**Aim of the task:** Transcribe every line exactly. Leave the pictures behind.

----

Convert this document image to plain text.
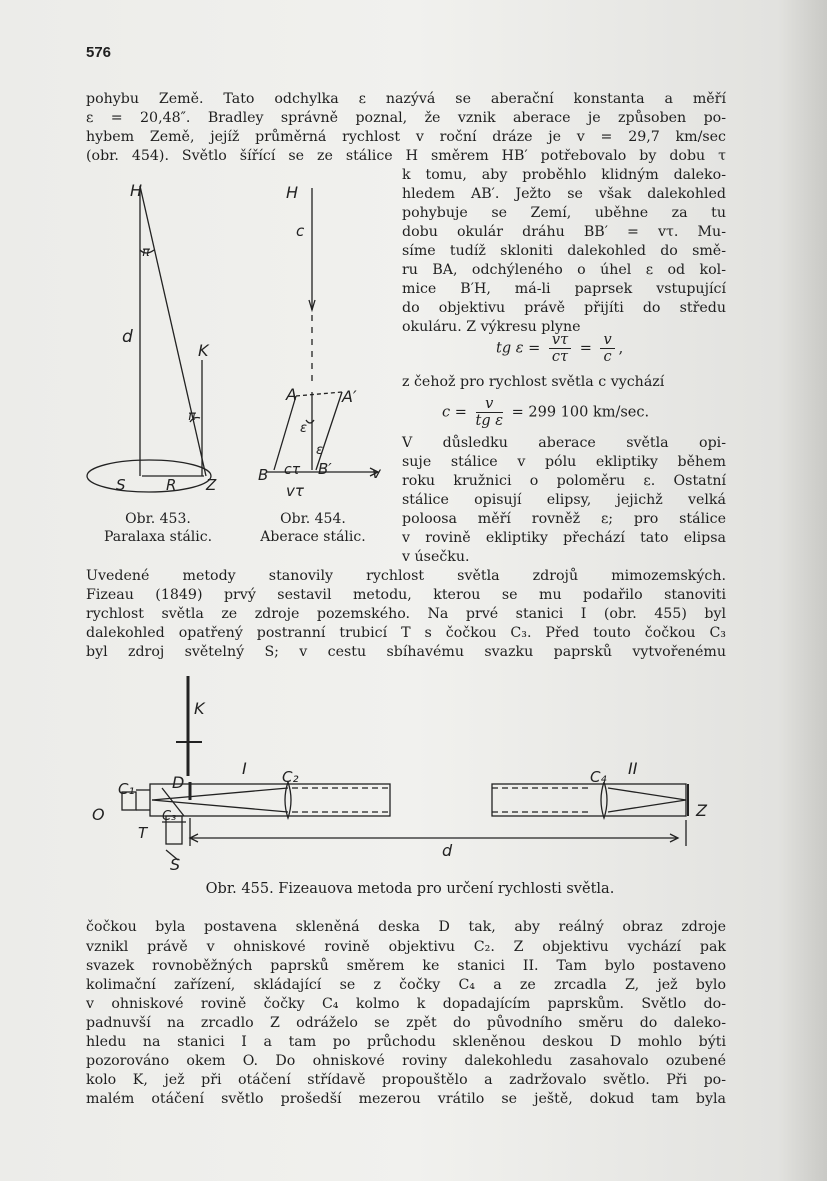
576
pohybu Země. Tato odchylka ε nazývá se aberační konstanta a měří
ε = 20,48″. Bradley správně poznal, že vznik aberace je způsoben po-
hybem Země, jejíž průměrná rychlost v roční dráze je v = 29,7 km/sec
(obr. 454). Světlo šířící se ze stálice H směrem HB′ potřebovalo by dobu τ
k tomu, aby proběhlo klidným daleko-
hledem AB′. Ježto se však dalekohled
pohybuje se Zemí, uběhne za tu
dobu okulár dráhu BB′ = vτ. Mu-
síme tudíž skloniti dalekohled do smě-
ru BA, odchýleného o úhel ε od kol-
mice B′H, má-li paprsek vstupující
do objektivu právě přijíti do středu
okuláru. Z výkresu plyne
tg $\varepsilon = \frac{v\tau}{c\tau} = \frac{v}{c}$ ,
z čehož pro rychlost světla c vychází
$c = \frac{v}{\text{tg ε}} = 299$ 100 km/sec.
V důsledku aberace světla opi-
suje stálice v pólu ekliptiky během
roku kružnici o poloměru ε. Ostatní
stálice opisují elipsy, jejichž velká
poloosa měří rovněž ε; pro stálice
v rovině ekliptiky přechází tato elipsa
v úsečku.
H
π
d
K
π
S	R Z
H
c
A	A′
ε
ε
cτ
B	B′	v
vτ
Obr. 453.
Paralaxa stálic.
Obr. 454.
Aberace stálic.
Uvedené metody stanovily rychlost světla zdrojů mimozemských.
Fizeau (1849) prvý sestavil metodu, kterou se mu podařilo stanoviti
rychlost světla ze zdroje pozemského. Na prvé stanici I (obr. 455) byl
dalekohled opatřený postranní trubicí T s čočkou C₃. Před touto čočkou C₃
byl zdroj světelný S; v cestu sbíhavému svazku paprsků vytvořenému
K
I
C₁ D	C₂
O
T
C₃
S
d
C₄ II
Z
Obr. 455. Fizeauova metoda pro určení rychlosti světla.
čočkou byla postavena skleněná deska D tak, aby reálný obraz zdroje
vznikl právě v ohniskové rovině objektivu C₂. Z objektivu vychází pak
svazek rovnoběžných paprsků směrem ke stanici II. Tam bylo postaveno
kolimační zařízení, skládající se z čočky C₄ a ze zrcadla Z, jež bylo
v ohniskové rovině čočky C₄ kolmo k dopadajícím paprskům. Světlo do-
padnuvší na zrcadlo Z odráželo se zpět do původního směru do daleko-
hledu na stanici I a tam po průchodu skleněnou deskou D mohlo býti
pozorováno okem O. Do ohniskové roviny dalekohledu zasahovalo ozubené
kolo K, jež při otáčení střídavě propouštělo a zadržovalo světlo. Při po-
malém otáčení světlo prošedší mezerou vrátilo se ještě, dokud tam byla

----

**Solution to this problem:**
Convert this document image to plain text.
576
pohybu Země. Tato odchylka ε nazývá se aberační konstanta a měří
ε = 20,48″. Bradley správně poznal, že vznik aberace je způsoben po-
hybem Země, jejíž průměrná rychlost v roční dráze je v = 29,7 km/sec
(obr. 454). Světlo šířící se ze stálice H směrem HB′ potřebovalo by dobu τ
k tomu, aby proběhlo klidným daleko-
hledem AB′. Ježto se však dalekohled
pohybuje se Zemí, uběhne za tu
dobu okulár dráhu BB′ = vτ. Mu-
síme tudíž skloniti dalekohled do smě-
ru BA, odchýleného o úhel ε od kol-
mice B′H, má-li paprsek vstupující
do objektivu právě přijíti do středu
okuláru. Z výkresu plyne
tg $\varepsilon = \frac{v\tau}{c\tau} = \frac{v}{c}$ ,
z čehož pro rychlost světla c vychází
$c = \frac{v}{\text{tg ε}} = 299$ 100 km/sec.
V důsledku aberace světla opi-
suje stálice v pólu ekliptiky během
roku kružnici o poloměru ε. Ostatní
stálice opisují elipsy, jejichž velká
poloosa měří rovněž ε; pro stálice
v rovině ekliptiky přechází tato elipsa
v úsečku.
H
π
d
K
π
S	R Z
H
c
A	A′
ε
ε
cτ
B	B′	v
vτ
Obr. 453.
Paralaxa stálic.
Obr. 454.
Aberace stálic.
Uvedené metody stanovily rychlost světla zdrojů mimozemských.
Fizeau (1849) prvý sestavil metodu, kterou se mu podařilo stanoviti
rychlost světla ze zdroje pozemského. Na prvé stanici I (obr. 455) byl
dalekohled opatřený postranní trubicí T s čočkou C₃. Před touto čočkou C₃
byl zdroj světelný S; v cestu sbíhavému svazku paprsků vytvořenému
K
I
C₁ D	C₂
O
T
C₃
S
d
C₄ II
Z
Obr. 455. Fizeauova metoda pro určení rychlosti světla.
čočkou byla postavena skleněná deska D tak, aby reálný obraz zdroje
vznikl právě v ohniskové rovině objektivu C₂. Z objektivu vychází pak
svazek rovnoběžných paprsků směrem ke stanici II. Tam bylo postaveno
kolimační zařízení, skládající se z čočky C₄ a ze zrcadla Z, jež bylo
v ohniskové rovině čočky C₄ kolmo k dopadajícím paprskům. Světlo do-
padnuvší na zrcadlo Z odráželo se zpět do původního směru do daleko-
hledu na stanici I a tam po průchodu skleněnou deskou D mohlo býti
pozorováno okem O. Do ohniskové roviny dalekohledu zasahovalo ozubené
kolo K, jež při otáčení střídavě propouštělo a zadržovalo světlo. Při po-
malém otáčení světlo prošedší mezerou vrátilo se ještě, dokud tam byla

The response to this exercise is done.